» **Given exercise**: Leaving out every picture, quote the data below exactly as it appears.

» **Material for this exercise**:
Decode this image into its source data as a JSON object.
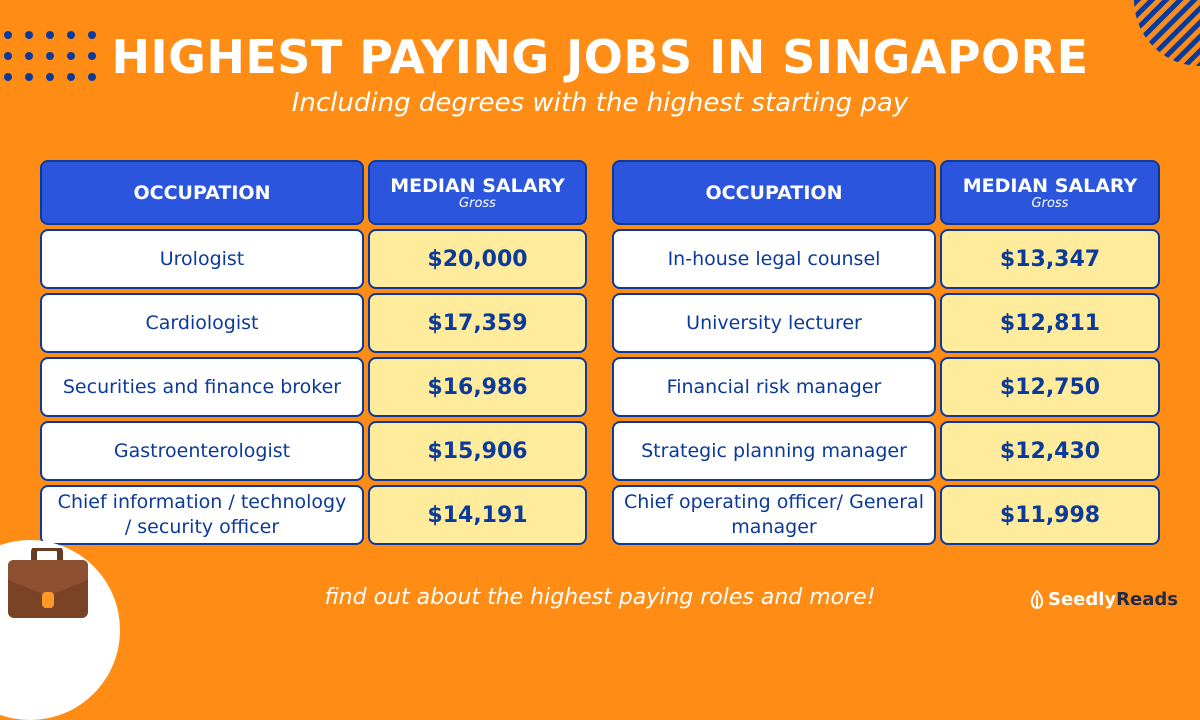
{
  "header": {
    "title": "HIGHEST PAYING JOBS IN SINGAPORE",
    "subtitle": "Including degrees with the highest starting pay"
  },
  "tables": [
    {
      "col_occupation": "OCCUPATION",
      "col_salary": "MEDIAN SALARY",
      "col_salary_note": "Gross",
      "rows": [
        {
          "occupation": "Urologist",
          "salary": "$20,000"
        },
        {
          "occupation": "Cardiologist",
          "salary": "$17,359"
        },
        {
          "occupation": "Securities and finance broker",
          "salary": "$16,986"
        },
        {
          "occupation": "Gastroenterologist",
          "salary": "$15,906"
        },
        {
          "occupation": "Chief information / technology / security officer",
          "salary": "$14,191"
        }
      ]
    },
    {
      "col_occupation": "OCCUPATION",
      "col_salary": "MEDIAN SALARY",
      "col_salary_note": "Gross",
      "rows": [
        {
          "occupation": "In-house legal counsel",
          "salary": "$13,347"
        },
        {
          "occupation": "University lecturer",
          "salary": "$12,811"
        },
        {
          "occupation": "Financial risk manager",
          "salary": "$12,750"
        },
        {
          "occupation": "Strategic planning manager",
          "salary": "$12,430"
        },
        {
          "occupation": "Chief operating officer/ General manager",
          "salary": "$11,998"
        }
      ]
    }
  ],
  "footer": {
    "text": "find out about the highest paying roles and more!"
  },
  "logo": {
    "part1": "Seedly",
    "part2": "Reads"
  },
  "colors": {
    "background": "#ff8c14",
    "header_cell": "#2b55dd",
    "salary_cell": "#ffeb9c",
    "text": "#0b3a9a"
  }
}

» **Solution**:
Decode this image into its source data as a JSON object.
{
  "header": {
    "title": "HIGHEST PAYING JOBS IN SINGAPORE",
    "subtitle": "Including degrees with the highest starting pay"
  },
  "tables": [
    {
      "col_occupation": "OCCUPATION",
      "col_salary": "MEDIAN SALARY",
      "col_salary_note": "Gross",
      "rows": [
        {
          "occupation": "Urologist",
          "salary": "$20,000"
        },
        {
          "occupation": "Cardiologist",
          "salary": "$17,359"
        },
        {
          "occupation": "Securities and finance broker",
          "salary": "$16,986"
        },
        {
          "occupation": "Gastroenterologist",
          "salary": "$15,906"
        },
        {
          "occupation": "Chief information / technology / security officer",
          "salary": "$14,191"
        }
      ]
    },
    {
      "col_occupation": "OCCUPATION",
      "col_salary": "MEDIAN SALARY",
      "col_salary_note": "Gross",
      "rows": [
        {
          "occupation": "In-house legal counsel",
          "salary": "$13,347"
        },
        {
          "occupation": "University lecturer",
          "salary": "$12,811"
        },
        {
          "occupation": "Financial risk manager",
          "salary": "$12,750"
        },
        {
          "occupation": "Strategic planning manager",
          "salary": "$12,430"
        },
        {
          "occupation": "Chief operating officer/ General manager",
          "salary": "$11,998"
        }
      ]
    }
  ],
  "footer": {
    "text": "find out about the highest paying roles and more!"
  },
  "logo": {
    "part1": "Seedly",
    "part2": "Reads"
  },
  "colors": {
    "background": "#ff8c14",
    "header_cell": "#2b55dd",
    "salary_cell": "#ffeb9c",
    "text": "#0b3a9a"
  }
}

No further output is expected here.